— Begin READING PASSAGE —
Letzter is a card game for 3 or 4 players in which the aim is not to win the last trick. It originated in Germany and the names mean "the last one". It should not be confused with Letzter Stich which is a much simpler, positive game in which the aim is to win the last trick.

==Rules ==
These rules are based on the Erweitertes Spielregelbüchlein aus Altenburg.

=== Four players ===
If four play, a full Piquet pack of 32 cards is used. The cards ranks (from highest to lowest) as follows: Ace, King, Queen, Jack, 10, 9, 8, 7. Seven cards are dealt to each player, the remaining 4 cards are held by the dealer. There are no trumps.

The dealer now 'shoves' any 3 cards (typically low value ones) to rearhand (the player on his left). Rearhand shoves any 2 cards to middlehand, who shoves one card in turn to forehand on the dealer's right. Thus everyone ends up with 8 cards.

Forehand now leads to the first trick and the remaining players, in clockwise order, aim to follow suit. If they are unable to, they may discard any card. The player who plays the highest card of the led suit wins the trick and leads to the next. The first 7 tricks do not count as far as the result is concerned, but the winner of the last trick, loses the game and scores a penalty point. If a player wins all the tricks, called a march (Durchmarsch), however, he wins and everyone else gets a penalty point.
— End READING PASSAGE —
--- PROBLEM 1 ---
In the listing, copy out the lines starting from the very first one and ending with the line that contains "q4-row1: 136+72－143 40×16÷8", including both of those lines.
— Begin EXERCISE MATERIAL —
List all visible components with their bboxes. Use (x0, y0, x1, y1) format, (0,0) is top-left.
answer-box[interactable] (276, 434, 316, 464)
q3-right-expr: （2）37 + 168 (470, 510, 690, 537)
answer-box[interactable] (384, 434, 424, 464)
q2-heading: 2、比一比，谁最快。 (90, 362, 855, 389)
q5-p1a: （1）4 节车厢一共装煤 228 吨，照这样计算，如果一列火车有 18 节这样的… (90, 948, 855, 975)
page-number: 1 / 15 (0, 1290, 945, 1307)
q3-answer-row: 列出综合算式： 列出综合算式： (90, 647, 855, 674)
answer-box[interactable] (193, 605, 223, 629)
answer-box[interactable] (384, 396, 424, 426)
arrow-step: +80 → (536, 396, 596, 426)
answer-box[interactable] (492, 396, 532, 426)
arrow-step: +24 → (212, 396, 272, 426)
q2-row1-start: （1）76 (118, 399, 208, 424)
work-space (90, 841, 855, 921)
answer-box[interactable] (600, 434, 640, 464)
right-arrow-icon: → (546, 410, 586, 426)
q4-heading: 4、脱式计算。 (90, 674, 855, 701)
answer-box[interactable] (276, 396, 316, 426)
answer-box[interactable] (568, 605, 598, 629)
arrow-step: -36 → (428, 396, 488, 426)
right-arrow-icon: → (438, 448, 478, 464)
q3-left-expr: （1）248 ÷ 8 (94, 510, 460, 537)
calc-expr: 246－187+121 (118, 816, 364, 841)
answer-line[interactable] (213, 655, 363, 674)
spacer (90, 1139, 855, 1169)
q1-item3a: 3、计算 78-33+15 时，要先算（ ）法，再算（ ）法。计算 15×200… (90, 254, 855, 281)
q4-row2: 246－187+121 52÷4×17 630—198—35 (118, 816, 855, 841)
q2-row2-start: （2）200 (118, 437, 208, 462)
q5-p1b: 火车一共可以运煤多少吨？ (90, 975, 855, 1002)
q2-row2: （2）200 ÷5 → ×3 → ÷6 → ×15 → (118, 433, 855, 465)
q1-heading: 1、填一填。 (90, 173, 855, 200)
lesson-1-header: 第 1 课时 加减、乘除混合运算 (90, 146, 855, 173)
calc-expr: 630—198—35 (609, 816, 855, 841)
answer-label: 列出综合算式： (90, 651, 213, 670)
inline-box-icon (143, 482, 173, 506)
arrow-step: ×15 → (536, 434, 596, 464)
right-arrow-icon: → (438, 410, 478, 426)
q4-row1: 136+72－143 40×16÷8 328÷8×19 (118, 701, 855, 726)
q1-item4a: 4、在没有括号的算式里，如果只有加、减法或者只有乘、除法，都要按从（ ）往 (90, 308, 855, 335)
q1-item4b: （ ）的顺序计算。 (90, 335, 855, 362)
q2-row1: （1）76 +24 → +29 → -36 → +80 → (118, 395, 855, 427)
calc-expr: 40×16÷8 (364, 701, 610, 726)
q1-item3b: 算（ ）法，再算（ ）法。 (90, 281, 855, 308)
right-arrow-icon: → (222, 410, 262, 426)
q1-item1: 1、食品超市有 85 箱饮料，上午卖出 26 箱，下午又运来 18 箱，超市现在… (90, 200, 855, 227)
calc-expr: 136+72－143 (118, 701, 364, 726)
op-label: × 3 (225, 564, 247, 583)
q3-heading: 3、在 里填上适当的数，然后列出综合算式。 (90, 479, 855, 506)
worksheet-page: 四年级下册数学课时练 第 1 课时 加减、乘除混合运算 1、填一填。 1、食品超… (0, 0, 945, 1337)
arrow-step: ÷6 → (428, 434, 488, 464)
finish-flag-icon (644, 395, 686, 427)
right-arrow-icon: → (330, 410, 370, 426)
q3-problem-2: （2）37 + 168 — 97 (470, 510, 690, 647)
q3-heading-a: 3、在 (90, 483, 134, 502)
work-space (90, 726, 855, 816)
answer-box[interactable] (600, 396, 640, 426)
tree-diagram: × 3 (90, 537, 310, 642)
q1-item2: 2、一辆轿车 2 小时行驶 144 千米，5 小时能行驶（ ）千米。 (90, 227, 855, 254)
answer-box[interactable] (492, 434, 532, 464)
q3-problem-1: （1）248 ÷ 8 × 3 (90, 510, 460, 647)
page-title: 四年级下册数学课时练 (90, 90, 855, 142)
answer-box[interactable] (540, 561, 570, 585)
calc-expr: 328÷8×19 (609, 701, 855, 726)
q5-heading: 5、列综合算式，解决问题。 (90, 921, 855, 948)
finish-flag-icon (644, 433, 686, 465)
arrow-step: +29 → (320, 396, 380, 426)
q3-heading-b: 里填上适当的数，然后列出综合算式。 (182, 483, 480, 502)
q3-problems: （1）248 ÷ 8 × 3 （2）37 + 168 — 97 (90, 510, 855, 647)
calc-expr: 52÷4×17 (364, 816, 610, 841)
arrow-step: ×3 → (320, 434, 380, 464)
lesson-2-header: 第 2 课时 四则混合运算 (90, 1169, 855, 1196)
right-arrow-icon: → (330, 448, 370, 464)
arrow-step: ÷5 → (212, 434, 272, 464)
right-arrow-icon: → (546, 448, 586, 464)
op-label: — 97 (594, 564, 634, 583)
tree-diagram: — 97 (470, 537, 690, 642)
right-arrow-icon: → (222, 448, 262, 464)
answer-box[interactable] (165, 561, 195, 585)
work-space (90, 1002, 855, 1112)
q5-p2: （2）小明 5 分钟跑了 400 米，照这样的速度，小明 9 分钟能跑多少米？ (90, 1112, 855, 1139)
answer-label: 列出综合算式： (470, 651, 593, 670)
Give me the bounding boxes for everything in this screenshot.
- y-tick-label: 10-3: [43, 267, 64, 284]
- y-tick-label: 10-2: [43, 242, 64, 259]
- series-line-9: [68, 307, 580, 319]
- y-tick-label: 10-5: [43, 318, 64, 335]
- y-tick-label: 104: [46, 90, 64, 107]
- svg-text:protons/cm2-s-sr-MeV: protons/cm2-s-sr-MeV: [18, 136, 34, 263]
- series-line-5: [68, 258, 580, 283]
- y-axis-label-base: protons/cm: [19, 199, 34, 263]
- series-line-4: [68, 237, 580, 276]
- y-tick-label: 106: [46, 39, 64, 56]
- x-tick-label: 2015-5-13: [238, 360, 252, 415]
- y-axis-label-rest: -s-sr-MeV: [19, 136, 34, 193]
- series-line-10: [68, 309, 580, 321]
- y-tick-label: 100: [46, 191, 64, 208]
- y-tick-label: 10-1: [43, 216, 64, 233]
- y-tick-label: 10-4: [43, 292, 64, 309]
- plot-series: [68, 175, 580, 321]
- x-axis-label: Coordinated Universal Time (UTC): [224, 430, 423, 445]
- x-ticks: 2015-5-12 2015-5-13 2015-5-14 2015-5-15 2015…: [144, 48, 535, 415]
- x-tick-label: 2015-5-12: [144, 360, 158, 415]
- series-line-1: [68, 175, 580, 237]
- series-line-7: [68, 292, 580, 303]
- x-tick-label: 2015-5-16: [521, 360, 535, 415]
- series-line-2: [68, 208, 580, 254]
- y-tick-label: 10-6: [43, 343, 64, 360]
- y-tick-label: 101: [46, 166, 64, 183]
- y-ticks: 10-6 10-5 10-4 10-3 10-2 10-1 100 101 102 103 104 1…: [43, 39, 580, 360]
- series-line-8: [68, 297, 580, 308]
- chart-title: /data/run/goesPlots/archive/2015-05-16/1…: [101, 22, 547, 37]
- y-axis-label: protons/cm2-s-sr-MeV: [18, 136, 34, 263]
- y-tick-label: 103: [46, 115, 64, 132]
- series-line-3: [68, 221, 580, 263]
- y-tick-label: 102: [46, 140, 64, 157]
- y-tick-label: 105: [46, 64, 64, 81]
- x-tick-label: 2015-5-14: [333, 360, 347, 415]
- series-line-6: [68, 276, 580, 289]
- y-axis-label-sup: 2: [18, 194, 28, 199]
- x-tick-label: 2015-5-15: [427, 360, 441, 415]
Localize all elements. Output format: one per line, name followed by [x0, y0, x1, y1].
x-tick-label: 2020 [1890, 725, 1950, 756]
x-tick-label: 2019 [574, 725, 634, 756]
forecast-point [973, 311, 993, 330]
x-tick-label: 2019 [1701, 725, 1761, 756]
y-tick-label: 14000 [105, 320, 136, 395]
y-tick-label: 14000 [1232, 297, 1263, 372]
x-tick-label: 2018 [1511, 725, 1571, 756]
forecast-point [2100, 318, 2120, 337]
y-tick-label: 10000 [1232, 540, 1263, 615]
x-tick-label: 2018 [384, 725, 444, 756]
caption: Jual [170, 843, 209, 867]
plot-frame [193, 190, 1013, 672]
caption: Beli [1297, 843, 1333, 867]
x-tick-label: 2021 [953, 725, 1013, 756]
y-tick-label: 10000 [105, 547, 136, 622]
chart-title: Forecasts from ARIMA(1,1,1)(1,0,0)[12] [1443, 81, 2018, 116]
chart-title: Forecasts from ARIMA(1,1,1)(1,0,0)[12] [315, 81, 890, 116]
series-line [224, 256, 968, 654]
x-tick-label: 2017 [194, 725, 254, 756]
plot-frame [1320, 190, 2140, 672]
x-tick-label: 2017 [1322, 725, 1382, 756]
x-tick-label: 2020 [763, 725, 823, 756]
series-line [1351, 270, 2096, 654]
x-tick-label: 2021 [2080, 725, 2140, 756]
— End EXERCISE MATERIAL —
--- PROBLEM 2 ---
Turn the paragraph in the card game text that begins "Forehand now leads to the first trick" into a shorter list that keeps its main facts.

--- WRITTEN REPLY 1 ---
List all visible components with their bboxes. Use (x0, y0, x1, y1) format, (0,0) is top-left.
answer-box[interactable] (276, 434, 316, 464)
q3-right-expr: （2）37 + 168 (470, 510, 690, 537)
answer-box[interactable] (384, 434, 424, 464)
q2-heading: 2、比一比，谁最快。 (90, 362, 855, 389)
q5-p1a: （1）4 节车厢一共装煤 228 吨，照这样计算，如果一列火车有 18 节这样的… (90, 948, 855, 975)
page-number: 1 / 15 (0, 1290, 945, 1307)
q3-answer-row: 列出综合算式： 列出综合算式： (90, 647, 855, 674)
answer-box[interactable] (193, 605, 223, 629)
answer-box[interactable] (384, 396, 424, 426)
arrow-step: +80 → (536, 396, 596, 426)
answer-box[interactable] (492, 396, 532, 426)
arrow-step: +24 → (212, 396, 272, 426)
q2-row1-start: （1）76 (118, 399, 208, 424)
work-space (90, 841, 855, 921)
answer-box[interactable] (600, 434, 640, 464)
right-arrow-icon: → (546, 410, 586, 426)
q4-heading: 4、脱式计算。 (90, 674, 855, 701)
answer-box[interactable] (276, 396, 316, 426)
answer-box[interactable] (568, 605, 598, 629)
arrow-step: -36 → (428, 396, 488, 426)
right-arrow-icon: → (438, 448, 478, 464)
q3-left-expr: （1）248 ÷ 8 (94, 510, 460, 537)
calc-expr: 246－187+121 (118, 816, 364, 841)
answer-line[interactable] (213, 655, 363, 674)
spacer (90, 1139, 855, 1169)
q1-item3a: 3、计算 78-33+15 时，要先算（ ）法，再算（ ）法。计算 15×200… (90, 254, 855, 281)
q4-row2: 246－187+121 52÷4×17 630—198—35 (118, 816, 855, 841)
q2-row2-start: （2）200 (118, 437, 208, 462)
q5-p1b: 火车一共可以运煤多少吨？ (90, 975, 855, 1002)
q2-row2: （2）200 ÷5 → ×3 → ÷6 → ×15 → (118, 433, 855, 465)
q1-heading: 1、填一填。 (90, 173, 855, 200)
lesson-1-header: 第 1 课时 加减、乘除混合运算 (90, 146, 855, 173)
calc-expr: 630—198—35 (609, 816, 855, 841)
answer-label: 列出综合算式： (90, 651, 213, 670)
inline-box-icon (143, 482, 173, 506)
arrow-step: ×15 → (536, 434, 596, 464)
right-arrow-icon: → (438, 410, 478, 426)
q4-row1: 136+72－143 40×16÷8 328÷8×19 (118, 701, 855, 726)

--- WRITTEN REPLY 2 ---
- Forehand leads to the first trick.
- The other players follow suit in clockwise order. A player who can't follow may discard any card.
- The highest card of the led suit wins the trick, and its player leads to the next one.
- The first 7 tricks don't affect the result.
- Whoever wins the last trick loses the game and scores a penalty point.
- A player who wins every trick (a march, or Durchmarsch) wins, and everyone else gets a penalty point.